Filter the records for lines holding the string "stars".

-- start STORED RECORDS --

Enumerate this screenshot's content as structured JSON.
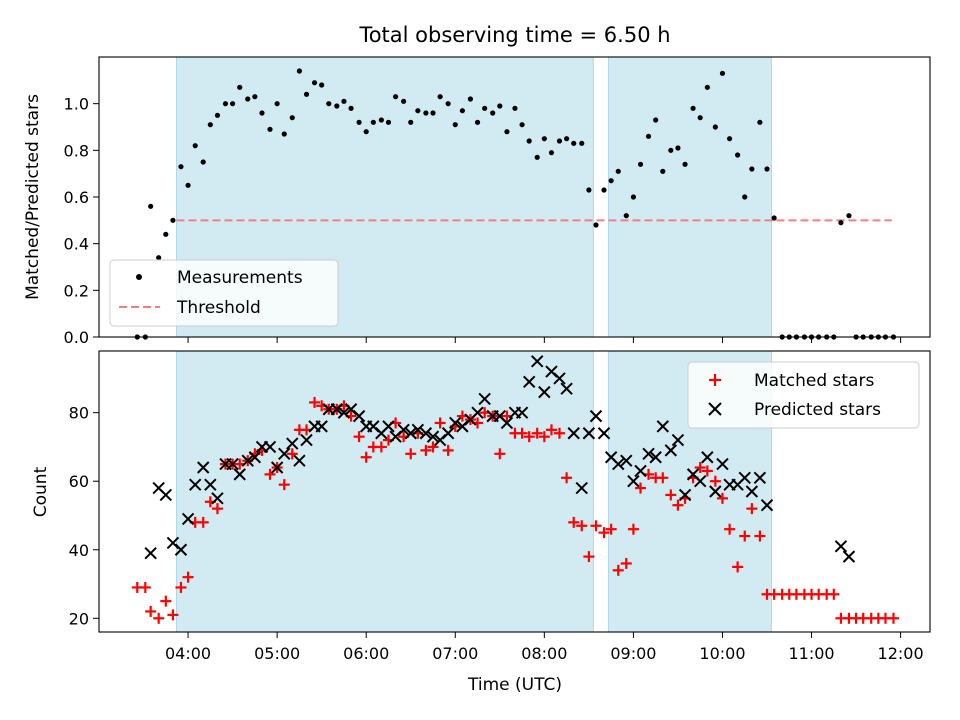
{
  "figure": {
    "title": "Total observing time = 6.50 h",
    "xlabel": "Time (UTC)",
    "xticks": [
      "04:00",
      "05:00",
      "06:00",
      "07:00",
      "08:00",
      "09:00",
      "10:00",
      "11:00",
      "12:00"
    ]
  },
  "chart_data": [
    {
      "type": "scatter",
      "panel": "top",
      "ylabel": "Matched/Predicted stars",
      "xlim_hours": [
        3.0,
        12.33
      ],
      "ylim": [
        0.0,
        1.2
      ],
      "yticks": [
        "0.0",
        "0.2",
        "0.4",
        "0.6",
        "0.8",
        "1.0"
      ],
      "grid": false,
      "legend_position": "lower-left",
      "shaded_intervals": [
        [
          3.87,
          8.55
        ],
        [
          8.72,
          10.55
        ]
      ],
      "shade_color": "#add8e6",
      "threshold": {
        "name": "Threshold",
        "value": 0.5,
        "x": [
          3.87,
          11.9
        ],
        "color": "#f08080"
      },
      "series": [
        {
          "name": "Measurements",
          "color": "#000000",
          "x": [
            3.43,
            3.52,
            3.58,
            3.67,
            3.75,
            3.83,
            3.92,
            4.0,
            4.08,
            4.17,
            4.25,
            4.33,
            4.42,
            4.5,
            4.58,
            4.67,
            4.75,
            4.83,
            4.92,
            5.0,
            5.08,
            5.17,
            5.25,
            5.33,
            5.42,
            5.5,
            5.58,
            5.67,
            5.75,
            5.83,
            5.92,
            6.0,
            6.08,
            6.17,
            6.25,
            6.33,
            6.42,
            6.5,
            6.58,
            6.67,
            6.75,
            6.83,
            6.92,
            7.0,
            7.08,
            7.17,
            7.25,
            7.33,
            7.42,
            7.5,
            7.58,
            7.67,
            7.75,
            7.83,
            7.92,
            8.0,
            8.08,
            8.17,
            8.25,
            8.33,
            8.42,
            8.5,
            8.58,
            8.67,
            8.75,
            8.83,
            8.92,
            9.0,
            9.08,
            9.17,
            9.25,
            9.33,
            9.42,
            9.5,
            9.58,
            9.67,
            9.75,
            9.83,
            9.92,
            10.0,
            10.08,
            10.17,
            10.25,
            10.33,
            10.42,
            10.5,
            10.58,
            10.67,
            10.75,
            10.83,
            10.92,
            11.0,
            11.08,
            11.17,
            11.25,
            11.33,
            11.42,
            11.5,
            11.58,
            11.67,
            11.75,
            11.83,
            11.92
          ],
          "y": [
            0.0,
            0.0,
            0.56,
            0.34,
            0.44,
            0.5,
            0.73,
            0.65,
            0.82,
            0.75,
            0.91,
            0.95,
            1.0,
            1.0,
            1.07,
            1.02,
            1.03,
            0.96,
            0.89,
            1.0,
            0.87,
            0.94,
            1.14,
            1.04,
            1.09,
            1.08,
            1.0,
            0.99,
            1.01,
            0.98,
            0.92,
            0.88,
            0.92,
            0.93,
            0.92,
            1.03,
            1.01,
            0.92,
            0.97,
            0.96,
            0.96,
            1.03,
            1.0,
            0.91,
            0.97,
            1.02,
            0.92,
            0.98,
            0.96,
            0.99,
            0.88,
            0.98,
            0.91,
            0.84,
            0.77,
            0.85,
            0.79,
            0.84,
            0.85,
            0.83,
            0.83,
            0.63,
            0.48,
            0.63,
            0.67,
            0.71,
            0.52,
            0.6,
            0.74,
            0.86,
            0.93,
            0.71,
            0.8,
            0.81,
            0.74,
            0.98,
            0.94,
            1.07,
            0.9,
            1.13,
            0.85,
            0.78,
            0.6,
            0.72,
            0.92,
            0.72,
            0.51,
            0.0,
            0.0,
            0.0,
            0.0,
            0.0,
            0.0,
            0.0,
            0.0,
            0.49,
            0.52,
            0.0,
            0.0,
            0.0,
            0.0,
            0.0,
            0.0
          ]
        }
      ]
    },
    {
      "type": "scatter",
      "panel": "bottom",
      "ylabel": "Count",
      "xlim_hours": [
        3.0,
        12.33
      ],
      "ylim": [
        16,
        98
      ],
      "yticks": [
        "20",
        "40",
        "60",
        "80"
      ],
      "grid": false,
      "legend_position": "upper-right",
      "shaded_intervals": [
        [
          3.87,
          8.55
        ],
        [
          8.72,
          10.55
        ]
      ],
      "shade_color": "#add8e6",
      "series": [
        {
          "name": "Matched stars",
          "marker": "plus",
          "color": "#ff0000",
          "x": [
            3.43,
            3.52,
            3.58,
            3.67,
            3.75,
            3.83,
            3.92,
            4.0,
            4.08,
            4.17,
            4.25,
            4.33,
            4.42,
            4.5,
            4.58,
            4.67,
            4.75,
            4.83,
            4.92,
            5.0,
            5.08,
            5.17,
            5.25,
            5.33,
            5.42,
            5.5,
            5.58,
            5.67,
            5.75,
            5.83,
            5.92,
            6.0,
            6.08,
            6.17,
            6.25,
            6.33,
            6.42,
            6.5,
            6.58,
            6.67,
            6.75,
            6.83,
            6.92,
            7.0,
            7.08,
            7.17,
            7.25,
            7.33,
            7.42,
            7.5,
            7.58,
            7.67,
            7.75,
            7.83,
            7.92,
            8.0,
            8.08,
            8.17,
            8.25,
            8.33,
            8.42,
            8.5,
            8.58,
            8.67,
            8.75,
            8.83,
            8.92,
            9.0,
            9.08,
            9.17,
            9.25,
            9.33,
            9.42,
            9.5,
            9.58,
            9.67,
            9.75,
            9.83,
            9.92,
            10.0,
            10.08,
            10.17,
            10.25,
            10.33,
            10.42,
            10.5,
            10.58,
            10.67,
            10.75,
            10.83,
            10.92,
            11.0,
            11.08,
            11.17,
            11.25,
            11.33,
            11.42,
            11.5,
            11.58,
            11.67,
            11.75,
            11.83,
            11.92
          ],
          "y": [
            29,
            29,
            22,
            20,
            25,
            21,
            29,
            32,
            48,
            48,
            54,
            52,
            65,
            65,
            65,
            66,
            68,
            69,
            62,
            64,
            59,
            68,
            75,
            75,
            83,
            82,
            81,
            81,
            82,
            79,
            73,
            67,
            70,
            70,
            72,
            77,
            73,
            68,
            74,
            69,
            70,
            77,
            69,
            76,
            79,
            78,
            77,
            80,
            79,
            68,
            79,
            74,
            74,
            73,
            74,
            73,
            75,
            74,
            61,
            48,
            47,
            38,
            47,
            45,
            46,
            34,
            36,
            46,
            58,
            62,
            61,
            61,
            56,
            53,
            55,
            61,
            64,
            63,
            60,
            55,
            46,
            35,
            44,
            52,
            44,
            27,
            27,
            27,
            27,
            27,
            27,
            27,
            27,
            27,
            27,
            20,
            20,
            20,
            20,
            20,
            20,
            20,
            20
          ]
        },
        {
          "name": "Predicted stars",
          "marker": "x",
          "color": "#000000",
          "x": [
            3.58,
            3.67,
            3.75,
            3.83,
            3.92,
            4.0,
            4.08,
            4.17,
            4.25,
            4.33,
            4.42,
            4.5,
            4.58,
            4.67,
            4.75,
            4.83,
            4.92,
            5.0,
            5.08,
            5.17,
            5.25,
            5.33,
            5.42,
            5.5,
            5.58,
            5.67,
            5.75,
            5.83,
            5.92,
            6.0,
            6.08,
            6.17,
            6.25,
            6.33,
            6.42,
            6.5,
            6.58,
            6.67,
            6.75,
            6.83,
            6.92,
            7.0,
            7.08,
            7.17,
            7.25,
            7.33,
            7.42,
            7.5,
            7.58,
            7.67,
            7.75,
            7.83,
            7.92,
            8.0,
            8.08,
            8.17,
            8.25,
            8.33,
            8.42,
            8.5,
            8.58,
            8.67,
            8.75,
            8.83,
            8.92,
            9.0,
            9.08,
            9.17,
            9.25,
            9.33,
            9.42,
            9.5,
            9.58,
            9.67,
            9.75,
            9.83,
            9.92,
            10.0,
            10.08,
            10.17,
            10.25,
            10.33,
            10.42,
            10.5,
            11.33,
            11.42
          ],
          "y": [
            39,
            58,
            56,
            42,
            40,
            49,
            59,
            64,
            59,
            55,
            65,
            65,
            62,
            66,
            67,
            70,
            70,
            64,
            68,
            71,
            66,
            72,
            76,
            76,
            81,
            81,
            80,
            81,
            79,
            76,
            76,
            74,
            76,
            73,
            75,
            74,
            75,
            74,
            73,
            72,
            74,
            77,
            76,
            78,
            80,
            84,
            79,
            79,
            77,
            80,
            80,
            89,
            95,
            86,
            92,
            90,
            87,
            74,
            58,
            74,
            79,
            74,
            67,
            65,
            66,
            60,
            63,
            68,
            67,
            76,
            69,
            72,
            56,
            62,
            60,
            67,
            57,
            65,
            59,
            59,
            61,
            57,
            61,
            53,
            41,
            38
          ]
        }
      ]
    }
  ]
}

-- end STORED RECORDS --

◆ **FULL OUTPUT**:
      "ylabel": "Matched/Predicted stars",
          "name": "Matched stars",
          "name": "Predicted stars",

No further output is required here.